**Goal**
Quote each record exactly, please, leaving none out.
== Data for this task
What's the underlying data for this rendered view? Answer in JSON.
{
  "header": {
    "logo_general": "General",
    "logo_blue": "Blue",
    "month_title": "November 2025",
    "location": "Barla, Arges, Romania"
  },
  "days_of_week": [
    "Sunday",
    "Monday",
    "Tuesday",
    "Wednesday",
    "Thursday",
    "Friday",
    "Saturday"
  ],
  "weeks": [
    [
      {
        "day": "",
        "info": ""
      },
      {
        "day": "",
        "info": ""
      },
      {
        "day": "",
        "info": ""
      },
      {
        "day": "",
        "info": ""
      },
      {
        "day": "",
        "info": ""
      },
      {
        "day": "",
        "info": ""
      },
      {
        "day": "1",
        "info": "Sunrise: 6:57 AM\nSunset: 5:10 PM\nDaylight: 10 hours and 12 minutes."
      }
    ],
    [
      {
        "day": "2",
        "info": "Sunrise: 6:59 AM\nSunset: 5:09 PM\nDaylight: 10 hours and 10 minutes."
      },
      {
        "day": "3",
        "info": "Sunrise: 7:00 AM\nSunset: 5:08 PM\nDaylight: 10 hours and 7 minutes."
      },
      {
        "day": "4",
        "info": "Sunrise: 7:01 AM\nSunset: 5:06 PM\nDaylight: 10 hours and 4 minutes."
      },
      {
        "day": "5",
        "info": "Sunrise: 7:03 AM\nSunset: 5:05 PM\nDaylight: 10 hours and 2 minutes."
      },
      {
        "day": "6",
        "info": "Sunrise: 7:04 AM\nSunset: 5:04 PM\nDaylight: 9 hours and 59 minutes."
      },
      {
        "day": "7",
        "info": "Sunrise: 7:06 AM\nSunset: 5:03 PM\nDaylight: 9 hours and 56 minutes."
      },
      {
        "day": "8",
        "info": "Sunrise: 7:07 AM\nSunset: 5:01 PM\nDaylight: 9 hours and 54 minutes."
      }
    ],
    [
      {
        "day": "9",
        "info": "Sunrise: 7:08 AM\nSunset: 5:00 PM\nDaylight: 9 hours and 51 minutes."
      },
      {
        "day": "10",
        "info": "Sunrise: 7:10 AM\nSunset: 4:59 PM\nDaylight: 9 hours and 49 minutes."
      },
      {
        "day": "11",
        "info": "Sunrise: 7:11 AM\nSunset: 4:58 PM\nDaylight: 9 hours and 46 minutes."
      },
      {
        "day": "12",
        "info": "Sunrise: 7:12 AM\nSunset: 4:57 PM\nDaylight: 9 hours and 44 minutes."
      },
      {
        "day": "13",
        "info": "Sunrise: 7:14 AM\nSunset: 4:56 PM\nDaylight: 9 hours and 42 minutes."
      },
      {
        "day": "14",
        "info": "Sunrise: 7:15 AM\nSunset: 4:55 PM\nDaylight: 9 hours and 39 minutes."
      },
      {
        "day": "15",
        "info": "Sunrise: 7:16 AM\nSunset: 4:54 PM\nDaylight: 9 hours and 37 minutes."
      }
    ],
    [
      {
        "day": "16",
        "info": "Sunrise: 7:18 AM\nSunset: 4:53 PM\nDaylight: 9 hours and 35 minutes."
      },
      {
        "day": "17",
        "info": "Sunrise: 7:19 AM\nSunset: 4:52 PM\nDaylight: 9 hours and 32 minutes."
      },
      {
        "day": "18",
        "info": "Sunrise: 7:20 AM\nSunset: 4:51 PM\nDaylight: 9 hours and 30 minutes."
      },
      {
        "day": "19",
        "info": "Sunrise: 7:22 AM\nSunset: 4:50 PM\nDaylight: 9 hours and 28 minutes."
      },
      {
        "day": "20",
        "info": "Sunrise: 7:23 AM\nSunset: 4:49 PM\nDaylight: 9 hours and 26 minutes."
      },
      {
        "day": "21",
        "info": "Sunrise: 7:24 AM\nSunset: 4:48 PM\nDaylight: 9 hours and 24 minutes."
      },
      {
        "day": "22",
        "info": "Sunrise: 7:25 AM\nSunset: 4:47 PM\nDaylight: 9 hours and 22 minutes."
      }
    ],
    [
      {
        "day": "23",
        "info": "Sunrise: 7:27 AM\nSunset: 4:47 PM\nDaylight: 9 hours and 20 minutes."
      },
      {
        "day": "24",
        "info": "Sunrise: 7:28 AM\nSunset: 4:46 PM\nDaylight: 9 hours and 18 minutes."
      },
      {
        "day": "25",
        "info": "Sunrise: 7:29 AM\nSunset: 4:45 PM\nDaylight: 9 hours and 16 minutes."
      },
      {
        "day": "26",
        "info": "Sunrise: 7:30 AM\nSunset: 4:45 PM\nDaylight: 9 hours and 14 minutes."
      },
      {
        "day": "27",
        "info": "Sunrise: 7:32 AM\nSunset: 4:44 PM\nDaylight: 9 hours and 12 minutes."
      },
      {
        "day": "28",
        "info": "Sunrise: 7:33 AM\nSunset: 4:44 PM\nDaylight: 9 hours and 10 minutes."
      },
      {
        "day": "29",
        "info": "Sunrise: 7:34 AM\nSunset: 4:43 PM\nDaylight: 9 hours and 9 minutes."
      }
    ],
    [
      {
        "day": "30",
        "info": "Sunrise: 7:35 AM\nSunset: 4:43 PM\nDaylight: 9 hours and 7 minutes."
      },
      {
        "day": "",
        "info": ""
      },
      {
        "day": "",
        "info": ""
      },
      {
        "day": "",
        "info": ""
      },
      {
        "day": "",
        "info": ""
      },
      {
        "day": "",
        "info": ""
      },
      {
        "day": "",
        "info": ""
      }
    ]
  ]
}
====
**The answer**
What's the underlying data for this rendered view? Answer in JSON.
{
  "header": {
    "logo_general": "General",
    "logo_blue": "Blue",
    "month_title": "November 2025",
    "location": "Barla, Arges, Romania"
  },
  "days_of_week": [
    "Sunday",
    "Monday",
    "Tuesday",
    "Wednesday",
    "Thursday",
    "Friday",
    "Saturday"
  ],
  "weeks": [
    [
      {
        "day": "",
        "info": ""
      },
      {
        "day": "",
        "info": ""
      },
      {
        "day": "",
        "info": ""
      },
      {
        "day": "",
        "info": ""
      },
      {
        "day": "",
        "info": ""
      },
      {
        "day": "",
        "info": ""
      },
      {
        "day": "1",
        "info": "Sunrise: 6:57 AM\nSunset: 5:10 PM\nDaylight: 10 hours and 12 minutes."
      }
    ],
    [
      {
        "day": "2",
        "info": "Sunrise: 6:59 AM\nSunset: 5:09 PM\nDaylight: 10 hours and 10 minutes."
      },
      {
        "day": "3",
        "info": "Sunrise: 7:00 AM\nSunset: 5:08 PM\nDaylight: 10 hours and 7 minutes."
      },
      {
        "day": "4",
        "info": "Sunrise: 7:01 AM\nSunset: 5:06 PM\nDaylight: 10 hours and 4 minutes."
      },
      {
        "day": "5",
        "info": "Sunrise: 7:03 AM\nSunset: 5:05 PM\nDaylight: 10 hours and 2 minutes."
      },
      {
        "day": "6",
        "info": "Sunrise: 7:04 AM\nSunset: 5:04 PM\nDaylight: 9 hours and 59 minutes."
      },
      {
        "day": "7",
        "info": "Sunrise: 7:06 AM\nSunset: 5:03 PM\nDaylight: 9 hours and 56 minutes."
      },
      {
        "day": "8",
        "info": "Sunrise: 7:07 AM\nSunset: 5:01 PM\nDaylight: 9 hours and 54 minutes."
      }
    ],
    [
      {
        "day": "9",
        "info": "Sunrise: 7:08 AM\nSunset: 5:00 PM\nDaylight: 9 hours and 51 minutes."
      },
      {
        "day": "10",
        "info": "Sunrise: 7:10 AM\nSunset: 4:59 PM\nDaylight: 9 hours and 49 minutes."
      },
      {
        "day": "11",
        "info": "Sunrise: 7:11 AM\nSunset: 4:58 PM\nDaylight: 9 hours and 46 minutes."
      },
      {
        "day": "12",
        "info": "Sunrise: 7:12 AM\nSunset: 4:57 PM\nDaylight: 9 hours and 44 minutes."
      },
      {
        "day": "13",
        "info": "Sunrise: 7:14 AM\nSunset: 4:56 PM\nDaylight: 9 hours and 42 minutes."
      },
      {
        "day": "14",
        "info": "Sunrise: 7:15 AM\nSunset: 4:55 PM\nDaylight: 9 hours and 39 minutes."
      },
      {
        "day": "15",
        "info": "Sunrise: 7:16 AM\nSunset: 4:54 PM\nDaylight: 9 hours and 37 minutes."
      }
    ],
    [
      {
        "day": "16",
        "info": "Sunrise: 7:18 AM\nSunset: 4:53 PM\nDaylight: 9 hours and 35 minutes."
      },
      {
        "day": "17",
        "info": "Sunrise: 7:19 AM\nSunset: 4:52 PM\nDaylight: 9 hours and 32 minutes."
      },
      {
        "day": "18",
        "info": "Sunrise: 7:20 AM\nSunset: 4:51 PM\nDaylight: 9 hours and 30 minutes."
      },
      {
        "day": "19",
        "info": "Sunrise: 7:22 AM\nSunset: 4:50 PM\nDaylight: 9 hours and 28 minutes."
      },
      {
        "day": "20",
        "info": "Sunrise: 7:23 AM\nSunset: 4:49 PM\nDaylight: 9 hours and 26 minutes."
      },
      {
        "day": "21",
        "info": "Sunrise: 7:24 AM\nSunset: 4:48 PM\nDaylight: 9 hours and 24 minutes."
      },
      {
        "day": "22",
        "info": "Sunrise: 7:25 AM\nSunset: 4:47 PM\nDaylight: 9 hours and 22 minutes."
      }
    ],
    [
      {
        "day": "23",
        "info": "Sunrise: 7:27 AM\nSunset: 4:47 PM\nDaylight: 9 hours and 20 minutes."
      },
      {
        "day": "24",
        "info": "Sunrise: 7:28 AM\nSunset: 4:46 PM\nDaylight: 9 hours and 18 minutes."
      },
      {
        "day": "25",
        "info": "Sunrise: 7:29 AM\nSunset: 4:45 PM\nDaylight: 9 hours and 16 minutes."
      },
      {
        "day": "26",
        "info": "Sunrise: 7:30 AM\nSunset: 4:45 PM\nDaylight: 9 hours and 14 minutes."
      },
      {
        "day": "27",
        "info": "Sunrise: 7:32 AM\nSunset: 4:44 PM\nDaylight: 9 hours and 12 minutes."
      },
      {
        "day": "28",
        "info": "Sunrise: 7:33 AM\nSunset: 4:44 PM\nDaylight: 9 hours and 10 minutes."
      },
      {
        "day": "29",
        "info": "Sunrise: 7:34 AM\nSunset: 4:43 PM\nDaylight: 9 hours and 9 minutes."
      }
    ],
    [
      {
        "day": "30",
        "info": "Sunrise: 7:35 AM\nSunset: 4:43 PM\nDaylight: 9 hours and 7 minutes."
      },
      {
        "day": "",
        "info": ""
      },
      {
        "day": "",
        "info": ""
      },
      {
        "day": "",
        "info": ""
      },
      {
        "day": "",
        "info": ""
      },
      {
        "day": "",
        "info": ""
      },
      {
        "day": "",
        "info": ""
      }
    ]
  ]
}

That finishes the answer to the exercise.